■ **INFORMATION SUPPLIED**:
——

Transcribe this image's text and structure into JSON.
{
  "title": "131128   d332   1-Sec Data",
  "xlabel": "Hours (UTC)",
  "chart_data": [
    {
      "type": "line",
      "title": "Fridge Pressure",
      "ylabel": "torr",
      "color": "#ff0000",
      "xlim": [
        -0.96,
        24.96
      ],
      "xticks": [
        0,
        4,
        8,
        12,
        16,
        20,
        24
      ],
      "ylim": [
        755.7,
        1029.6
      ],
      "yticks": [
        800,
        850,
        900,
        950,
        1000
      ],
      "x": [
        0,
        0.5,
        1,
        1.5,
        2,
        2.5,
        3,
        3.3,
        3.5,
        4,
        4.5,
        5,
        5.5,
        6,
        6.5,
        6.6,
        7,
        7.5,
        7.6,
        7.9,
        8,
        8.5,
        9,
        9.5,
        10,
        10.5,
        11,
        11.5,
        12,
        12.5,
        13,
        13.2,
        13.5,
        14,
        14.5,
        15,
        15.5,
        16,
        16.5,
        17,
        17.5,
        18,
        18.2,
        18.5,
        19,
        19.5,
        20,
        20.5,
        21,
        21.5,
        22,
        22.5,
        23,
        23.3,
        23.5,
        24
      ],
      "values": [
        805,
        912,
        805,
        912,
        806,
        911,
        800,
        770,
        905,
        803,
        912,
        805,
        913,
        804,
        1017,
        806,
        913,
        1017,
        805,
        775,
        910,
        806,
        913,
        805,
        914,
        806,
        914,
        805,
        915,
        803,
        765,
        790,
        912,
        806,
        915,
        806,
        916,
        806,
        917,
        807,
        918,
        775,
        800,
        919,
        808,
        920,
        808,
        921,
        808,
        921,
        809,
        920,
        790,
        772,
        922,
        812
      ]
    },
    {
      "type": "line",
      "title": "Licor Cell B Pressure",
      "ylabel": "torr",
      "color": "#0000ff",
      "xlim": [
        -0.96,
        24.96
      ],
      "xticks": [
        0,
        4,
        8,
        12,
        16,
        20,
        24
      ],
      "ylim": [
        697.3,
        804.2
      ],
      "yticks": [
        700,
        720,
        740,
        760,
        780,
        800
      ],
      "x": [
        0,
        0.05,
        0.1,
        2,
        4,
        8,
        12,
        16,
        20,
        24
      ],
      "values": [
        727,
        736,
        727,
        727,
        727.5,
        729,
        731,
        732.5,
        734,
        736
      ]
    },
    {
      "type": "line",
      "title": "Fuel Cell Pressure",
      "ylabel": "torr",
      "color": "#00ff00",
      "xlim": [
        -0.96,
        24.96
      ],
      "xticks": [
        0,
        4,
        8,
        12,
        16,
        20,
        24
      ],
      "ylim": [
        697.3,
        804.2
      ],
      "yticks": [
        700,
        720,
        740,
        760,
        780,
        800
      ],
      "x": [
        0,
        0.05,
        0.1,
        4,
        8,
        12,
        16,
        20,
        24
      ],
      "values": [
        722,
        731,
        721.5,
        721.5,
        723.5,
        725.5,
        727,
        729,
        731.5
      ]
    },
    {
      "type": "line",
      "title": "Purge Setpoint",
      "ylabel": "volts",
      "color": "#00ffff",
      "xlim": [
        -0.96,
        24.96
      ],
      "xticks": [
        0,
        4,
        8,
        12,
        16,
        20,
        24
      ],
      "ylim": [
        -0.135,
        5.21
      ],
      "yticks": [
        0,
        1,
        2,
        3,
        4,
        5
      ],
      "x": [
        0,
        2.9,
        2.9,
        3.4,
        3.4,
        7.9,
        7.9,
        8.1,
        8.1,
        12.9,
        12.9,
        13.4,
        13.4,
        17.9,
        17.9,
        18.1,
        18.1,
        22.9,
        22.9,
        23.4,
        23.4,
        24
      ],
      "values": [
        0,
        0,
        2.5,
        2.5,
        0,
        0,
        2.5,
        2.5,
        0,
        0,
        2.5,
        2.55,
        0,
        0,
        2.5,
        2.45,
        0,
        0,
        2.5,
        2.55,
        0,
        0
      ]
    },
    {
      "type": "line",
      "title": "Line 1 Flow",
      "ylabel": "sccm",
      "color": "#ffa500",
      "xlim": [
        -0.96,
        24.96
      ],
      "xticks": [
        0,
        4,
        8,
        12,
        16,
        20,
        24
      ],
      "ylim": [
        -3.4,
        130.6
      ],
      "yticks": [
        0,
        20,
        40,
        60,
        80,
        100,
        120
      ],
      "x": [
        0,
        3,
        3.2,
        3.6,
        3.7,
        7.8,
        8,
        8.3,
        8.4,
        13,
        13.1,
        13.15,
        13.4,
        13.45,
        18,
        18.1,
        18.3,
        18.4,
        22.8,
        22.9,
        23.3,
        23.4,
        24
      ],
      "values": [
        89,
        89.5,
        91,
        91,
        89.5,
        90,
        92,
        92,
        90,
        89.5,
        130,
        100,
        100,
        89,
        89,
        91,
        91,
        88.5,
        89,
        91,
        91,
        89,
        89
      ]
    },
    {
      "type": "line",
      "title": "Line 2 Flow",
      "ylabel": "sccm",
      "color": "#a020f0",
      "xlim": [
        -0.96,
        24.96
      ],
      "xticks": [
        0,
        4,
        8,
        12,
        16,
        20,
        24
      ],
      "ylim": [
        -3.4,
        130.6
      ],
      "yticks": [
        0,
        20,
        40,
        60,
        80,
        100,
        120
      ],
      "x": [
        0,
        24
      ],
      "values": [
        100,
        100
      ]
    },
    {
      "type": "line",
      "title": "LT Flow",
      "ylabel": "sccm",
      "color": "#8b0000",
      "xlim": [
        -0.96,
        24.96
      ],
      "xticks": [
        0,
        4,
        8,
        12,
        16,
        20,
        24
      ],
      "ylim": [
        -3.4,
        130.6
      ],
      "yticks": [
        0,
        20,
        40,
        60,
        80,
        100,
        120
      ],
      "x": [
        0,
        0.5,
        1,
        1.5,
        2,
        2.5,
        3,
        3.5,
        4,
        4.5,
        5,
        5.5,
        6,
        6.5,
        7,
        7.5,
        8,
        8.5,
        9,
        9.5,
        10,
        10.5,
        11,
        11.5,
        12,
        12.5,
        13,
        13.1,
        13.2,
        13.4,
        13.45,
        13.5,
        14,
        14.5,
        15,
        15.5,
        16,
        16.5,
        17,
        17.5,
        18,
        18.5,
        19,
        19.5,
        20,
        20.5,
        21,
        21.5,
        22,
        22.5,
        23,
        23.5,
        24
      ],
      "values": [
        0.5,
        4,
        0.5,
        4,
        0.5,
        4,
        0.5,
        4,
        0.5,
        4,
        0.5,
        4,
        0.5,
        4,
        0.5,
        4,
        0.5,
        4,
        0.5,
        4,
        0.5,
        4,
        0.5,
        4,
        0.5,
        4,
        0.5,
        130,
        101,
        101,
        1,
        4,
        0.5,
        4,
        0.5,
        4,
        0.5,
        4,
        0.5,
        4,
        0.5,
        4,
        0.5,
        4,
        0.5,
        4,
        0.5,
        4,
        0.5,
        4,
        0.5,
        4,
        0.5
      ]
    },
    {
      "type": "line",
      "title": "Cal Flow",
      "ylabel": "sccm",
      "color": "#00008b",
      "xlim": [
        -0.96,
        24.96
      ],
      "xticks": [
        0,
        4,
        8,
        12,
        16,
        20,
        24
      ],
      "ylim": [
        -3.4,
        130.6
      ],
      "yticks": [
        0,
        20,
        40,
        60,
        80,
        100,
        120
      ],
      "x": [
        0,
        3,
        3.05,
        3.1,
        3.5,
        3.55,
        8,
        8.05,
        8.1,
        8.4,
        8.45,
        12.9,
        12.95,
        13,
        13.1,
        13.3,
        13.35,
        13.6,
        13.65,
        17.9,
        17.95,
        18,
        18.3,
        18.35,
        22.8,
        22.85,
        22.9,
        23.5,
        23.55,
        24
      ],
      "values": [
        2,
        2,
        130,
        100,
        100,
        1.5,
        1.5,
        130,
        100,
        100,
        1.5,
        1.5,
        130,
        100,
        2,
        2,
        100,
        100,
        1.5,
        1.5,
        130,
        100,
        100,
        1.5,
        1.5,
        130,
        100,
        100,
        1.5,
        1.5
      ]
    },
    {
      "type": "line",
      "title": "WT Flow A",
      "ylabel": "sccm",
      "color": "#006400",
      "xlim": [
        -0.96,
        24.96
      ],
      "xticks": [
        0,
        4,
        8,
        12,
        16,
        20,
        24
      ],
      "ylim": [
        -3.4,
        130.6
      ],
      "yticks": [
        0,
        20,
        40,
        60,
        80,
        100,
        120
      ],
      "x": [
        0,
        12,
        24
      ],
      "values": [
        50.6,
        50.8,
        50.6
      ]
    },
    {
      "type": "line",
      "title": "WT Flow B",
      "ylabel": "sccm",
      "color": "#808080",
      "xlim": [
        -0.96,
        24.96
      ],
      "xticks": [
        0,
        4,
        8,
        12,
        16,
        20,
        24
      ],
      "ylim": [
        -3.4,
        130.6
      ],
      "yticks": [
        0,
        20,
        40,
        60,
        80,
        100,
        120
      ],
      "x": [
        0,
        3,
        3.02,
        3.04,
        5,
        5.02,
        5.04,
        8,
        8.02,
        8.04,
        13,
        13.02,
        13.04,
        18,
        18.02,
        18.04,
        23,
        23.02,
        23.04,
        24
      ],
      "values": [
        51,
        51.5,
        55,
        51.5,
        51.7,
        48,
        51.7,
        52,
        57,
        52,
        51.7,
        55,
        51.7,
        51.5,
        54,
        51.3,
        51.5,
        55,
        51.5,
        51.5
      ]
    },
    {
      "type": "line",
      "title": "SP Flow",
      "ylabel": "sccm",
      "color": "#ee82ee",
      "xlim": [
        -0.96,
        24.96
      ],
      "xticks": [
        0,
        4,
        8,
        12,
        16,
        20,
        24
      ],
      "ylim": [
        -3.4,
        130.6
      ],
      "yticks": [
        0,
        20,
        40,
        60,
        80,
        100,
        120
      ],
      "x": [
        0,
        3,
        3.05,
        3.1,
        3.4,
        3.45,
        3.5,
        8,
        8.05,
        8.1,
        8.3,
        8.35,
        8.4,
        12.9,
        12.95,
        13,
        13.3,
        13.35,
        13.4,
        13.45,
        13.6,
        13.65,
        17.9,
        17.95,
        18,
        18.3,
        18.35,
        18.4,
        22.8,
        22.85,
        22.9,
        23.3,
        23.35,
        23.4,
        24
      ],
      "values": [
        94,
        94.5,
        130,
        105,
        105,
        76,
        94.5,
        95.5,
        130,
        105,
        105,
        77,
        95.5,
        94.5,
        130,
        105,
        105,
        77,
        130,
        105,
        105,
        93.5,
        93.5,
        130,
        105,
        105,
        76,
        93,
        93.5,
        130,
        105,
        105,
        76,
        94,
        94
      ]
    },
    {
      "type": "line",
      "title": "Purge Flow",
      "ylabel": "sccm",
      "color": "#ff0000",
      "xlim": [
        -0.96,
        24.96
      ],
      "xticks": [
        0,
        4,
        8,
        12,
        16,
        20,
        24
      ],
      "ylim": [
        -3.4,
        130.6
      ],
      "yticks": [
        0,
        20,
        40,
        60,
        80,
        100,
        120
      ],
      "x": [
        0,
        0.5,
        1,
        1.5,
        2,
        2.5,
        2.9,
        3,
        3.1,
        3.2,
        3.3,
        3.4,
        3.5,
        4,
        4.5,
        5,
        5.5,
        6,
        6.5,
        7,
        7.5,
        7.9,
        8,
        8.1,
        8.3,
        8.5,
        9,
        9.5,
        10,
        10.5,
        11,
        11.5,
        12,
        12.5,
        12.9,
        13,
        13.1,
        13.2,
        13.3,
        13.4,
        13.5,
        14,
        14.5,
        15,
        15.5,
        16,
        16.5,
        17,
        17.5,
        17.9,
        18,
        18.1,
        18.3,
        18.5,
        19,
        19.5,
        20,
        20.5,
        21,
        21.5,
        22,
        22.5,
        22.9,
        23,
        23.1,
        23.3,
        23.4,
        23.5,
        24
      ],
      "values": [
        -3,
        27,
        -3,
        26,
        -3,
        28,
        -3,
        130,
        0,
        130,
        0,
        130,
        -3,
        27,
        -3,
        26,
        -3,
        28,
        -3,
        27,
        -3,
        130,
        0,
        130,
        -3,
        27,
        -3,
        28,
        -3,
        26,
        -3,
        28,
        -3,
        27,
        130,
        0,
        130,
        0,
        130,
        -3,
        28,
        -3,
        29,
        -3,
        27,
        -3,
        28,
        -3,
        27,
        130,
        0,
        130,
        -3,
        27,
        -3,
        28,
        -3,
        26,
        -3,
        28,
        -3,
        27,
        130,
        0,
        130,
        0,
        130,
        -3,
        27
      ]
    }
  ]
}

——

■ **WHAT THE TASK REQUIRES**:
Take every line above carrying "Purge" and return it.

■ **FINISHED EXERCISE**:
      "title": "Purge Setpoint",
      "title": "Purge Flow",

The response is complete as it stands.